— Stated task —
Retype every entry word for word.

— Recorded data —

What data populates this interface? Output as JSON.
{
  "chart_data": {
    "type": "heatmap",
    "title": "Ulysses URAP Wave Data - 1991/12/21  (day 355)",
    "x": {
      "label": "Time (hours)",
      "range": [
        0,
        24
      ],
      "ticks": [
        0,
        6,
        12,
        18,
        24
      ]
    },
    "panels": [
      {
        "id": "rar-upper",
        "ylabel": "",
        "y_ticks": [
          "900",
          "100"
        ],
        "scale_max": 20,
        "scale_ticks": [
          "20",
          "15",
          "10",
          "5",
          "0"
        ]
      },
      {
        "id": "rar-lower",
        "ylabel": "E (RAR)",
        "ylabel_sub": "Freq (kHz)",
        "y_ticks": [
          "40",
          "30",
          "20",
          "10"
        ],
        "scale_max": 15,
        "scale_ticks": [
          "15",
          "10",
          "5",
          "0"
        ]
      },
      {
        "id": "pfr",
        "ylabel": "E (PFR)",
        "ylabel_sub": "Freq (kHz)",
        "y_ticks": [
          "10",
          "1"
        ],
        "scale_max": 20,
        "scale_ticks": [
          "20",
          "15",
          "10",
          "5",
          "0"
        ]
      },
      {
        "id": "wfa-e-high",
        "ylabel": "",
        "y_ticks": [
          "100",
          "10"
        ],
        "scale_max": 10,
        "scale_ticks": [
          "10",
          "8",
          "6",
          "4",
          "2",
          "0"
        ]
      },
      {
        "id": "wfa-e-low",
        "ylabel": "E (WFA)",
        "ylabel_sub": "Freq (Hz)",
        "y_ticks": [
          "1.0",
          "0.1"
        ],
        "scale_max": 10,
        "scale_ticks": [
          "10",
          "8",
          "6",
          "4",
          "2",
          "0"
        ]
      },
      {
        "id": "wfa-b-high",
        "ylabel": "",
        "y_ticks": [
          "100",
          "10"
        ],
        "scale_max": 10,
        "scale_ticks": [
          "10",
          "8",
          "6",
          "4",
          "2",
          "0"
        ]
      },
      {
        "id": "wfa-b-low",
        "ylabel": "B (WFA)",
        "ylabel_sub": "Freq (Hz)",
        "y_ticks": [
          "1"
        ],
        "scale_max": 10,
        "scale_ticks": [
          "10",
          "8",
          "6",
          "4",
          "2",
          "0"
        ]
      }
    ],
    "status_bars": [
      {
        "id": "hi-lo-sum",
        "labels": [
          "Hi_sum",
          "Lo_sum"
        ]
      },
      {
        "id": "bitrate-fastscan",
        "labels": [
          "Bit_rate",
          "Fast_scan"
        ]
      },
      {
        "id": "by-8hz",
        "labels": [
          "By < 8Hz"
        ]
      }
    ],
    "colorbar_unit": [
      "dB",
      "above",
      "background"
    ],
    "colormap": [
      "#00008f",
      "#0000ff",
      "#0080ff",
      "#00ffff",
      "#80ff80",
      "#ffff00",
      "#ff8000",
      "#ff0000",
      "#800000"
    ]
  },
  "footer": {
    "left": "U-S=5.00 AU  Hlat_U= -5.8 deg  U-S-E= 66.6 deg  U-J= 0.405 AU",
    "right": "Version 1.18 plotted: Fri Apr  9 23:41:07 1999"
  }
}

— Output for this task —
What data populates this interface? Output as JSON.
{
  "chart_data": {
    "type": "heatmap",
    "title": "Ulysses URAP Wave Data - 1991/12/21  (day 355)",
    "x": {
      "label": "Time (hours)",
      "range": [
        0,
        24
      ],
      "ticks": [
        0,
        6,
        12,
        18,
        24
      ]
    },
    "panels": [
      {
        "id": "rar-upper",
        "ylabel": "",
        "y_ticks": [
          "900",
          "100"
        ],
        "scale_max": 20,
        "scale_ticks": [
          "20",
          "15",
          "10",
          "5",
          "0"
        ]
      },
      {
        "id": "rar-lower",
        "ylabel": "E (RAR)",
        "ylabel_sub": "Freq (kHz)",
        "y_ticks": [
          "40",
          "30",
          "20",
          "10"
        ],
        "scale_max": 15,
        "scale_ticks": [
          "15",
          "10",
          "5",
          "0"
        ]
      },
      {
        "id": "pfr",
        "ylabel": "E (PFR)",
        "ylabel_sub": "Freq (kHz)",
        "y_ticks": [
          "10",
          "1"
        ],
        "scale_max": 20,
        "scale_ticks": [
          "20",
          "15",
          "10",
          "5",
          "0"
        ]
      },
      {
        "id": "wfa-e-high",
        "ylabel": "",
        "y_ticks": [
          "100",
          "10"
        ],
        "scale_max": 10,
        "scale_ticks": [
          "10",
          "8",
          "6",
          "4",
          "2",
          "0"
        ]
      },
      {
        "id": "wfa-e-low",
        "ylabel": "E (WFA)",
        "ylabel_sub": "Freq (Hz)",
        "y_ticks": [
          "1.0",
          "0.1"
        ],
        "scale_max": 10,
        "scale_ticks": [
          "10",
          "8",
          "6",
          "4",
          "2",
          "0"
        ]
      },
      {
        "id": "wfa-b-high",
        "ylabel": "",
        "y_ticks": [
          "100",
          "10"
        ],
        "scale_max": 10,
        "scale_ticks": [
          "10",
          "8",
          "6",
          "4",
          "2",
          "0"
        ]
      },
      {
        "id": "wfa-b-low",
        "ylabel": "B (WFA)",
        "ylabel_sub": "Freq (Hz)",
        "y_ticks": [
          "1"
        ],
        "scale_max": 10,
        "scale_ticks": [
          "10",
          "8",
          "6",
          "4",
          "2",
          "0"
        ]
      }
    ],
    "status_bars": [
      {
        "id": "hi-lo-sum",
        "labels": [
          "Hi_sum",
          "Lo_sum"
        ]
      },
      {
        "id": "bitrate-fastscan",
        "labels": [
          "Bit_rate",
          "Fast_scan"
        ]
      },
      {
        "id": "by-8hz",
        "labels": [
          "By < 8Hz"
        ]
      }
    ],
    "colorbar_unit": [
      "dB",
      "above",
      "background"
    ],
    "colormap": [
      "#00008f",
      "#0000ff",
      "#0080ff",
      "#00ffff",
      "#80ff80",
      "#ffff00",
      "#ff8000",
      "#ff0000",
      "#800000"
    ]
  },
  "footer": {
    "left": "U-S=5.00 AU  Hlat_U= -5.8 deg  U-S-E= 66.6 deg  U-J= 0.405 AU",
    "right": "Version 1.18 plotted: Fri Apr  9 23:41:07 1999"
  }
}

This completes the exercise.